# What needs to be done:
All the records that follow need to be reproduced exactly. Omit the images.
— start Record excerpts —
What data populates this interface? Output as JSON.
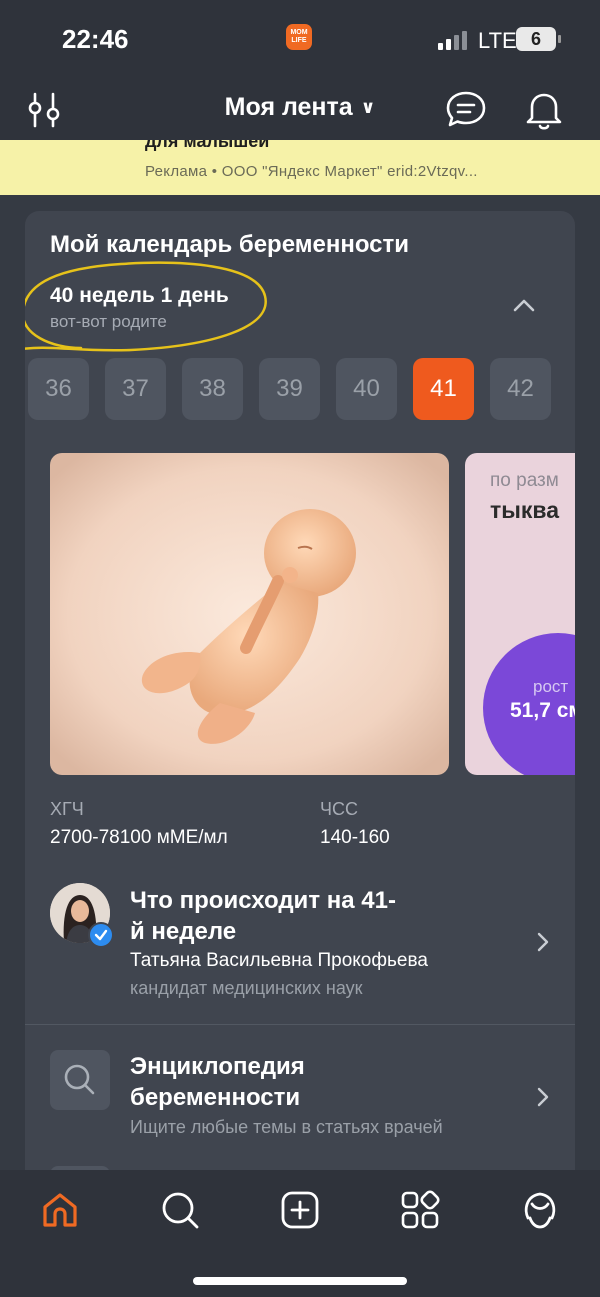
{
  "status_bar": {
    "time": "22:46",
    "app_badge": "MOM LIFE",
    "network": "LTE",
    "battery": "6"
  },
  "header": {
    "title": "Моя лента"
  },
  "ad": {
    "title": "для малышей",
    "meta": "Реклама  •  ООО \"Яндекс Маркет\" erid:2Vtzqv..."
  },
  "calendar": {
    "title": "Мой календарь беременности",
    "weeks_count": "40 недель 1 день",
    "status": "вот-вот родите",
    "weeks": [
      "36",
      "37",
      "38",
      "39",
      "40",
      "41",
      "42"
    ],
    "active_week": "41",
    "size": {
      "label": "по разм",
      "name": "тыква",
      "stat_label": "рост",
      "stat_value": "51,7 см"
    },
    "metrics": [
      {
        "label": "ХГЧ",
        "value": "2700-78100 мМЕ/мл"
      },
      {
        "label": "ЧСС",
        "value": "140-160"
      }
    ]
  },
  "article": {
    "title_line1": "Что происходит на 41-",
    "title_line2": "й неделе",
    "author": "Татьяна Васильевна Прокофьева",
    "author_title": "кандидат медицинских наук"
  },
  "encyclopedia": {
    "title_line1": "Энциклопедия",
    "title_line2": "беременности",
    "subtitle": "Ищите любые темы в статьях врачей"
  },
  "bottom_nav": [
    "home-icon",
    "search-icon",
    "add-icon",
    "services-icon",
    "profile-icon"
  ],
  "colors": {
    "accent": "#ef5a1e",
    "card": "#40454f",
    "background": "#353a43",
    "purple": "#7b48d8"
  }
}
— end Record excerpts —
# Solution for this problem:
What data populates this interface? Output as JSON.
{
  "status_bar": {
    "time": "22:46",
    "app_badge": "MOM LIFE",
    "network": "LTE",
    "battery": "6"
  },
  "header": {
    "title": "Моя лента"
  },
  "ad": {
    "title": "для малышей",
    "meta": "Реклама  •  ООО \"Яндекс Маркет\" erid:2Vtzqv..."
  },
  "calendar": {
    "title": "Мой календарь беременности",
    "weeks_count": "40 недель 1 день",
    "status": "вот-вот родите",
    "weeks": [
      "36",
      "37",
      "38",
      "39",
      "40",
      "41",
      "42"
    ],
    "active_week": "41",
    "size": {
      "label": "по разм",
      "name": "тыква",
      "stat_label": "рост",
      "stat_value": "51,7 см"
    },
    "metrics": [
      {
        "label": "ХГЧ",
        "value": "2700-78100 мМЕ/мл"
      },
      {
        "label": "ЧСС",
        "value": "140-160"
      }
    ]
  },
  "article": {
    "title_line1": "Что происходит на 41-",
    "title_line2": "й неделе",
    "author": "Татьяна Васильевна Прокофьева",
    "author_title": "кандидат медицинских наук"
  },
  "encyclopedia": {
    "title_line1": "Энциклопедия",
    "title_line2": "беременности",
    "subtitle": "Ищите любые темы в статьях врачей"
  },
  "bottom_nav": [
    "home-icon",
    "search-icon",
    "add-icon",
    "services-icon",
    "profile-icon"
  ],
  "colors": {
    "accent": "#ef5a1e",
    "card": "#40454f",
    "background": "#353a43",
    "purple": "#7b48d8"
  }
}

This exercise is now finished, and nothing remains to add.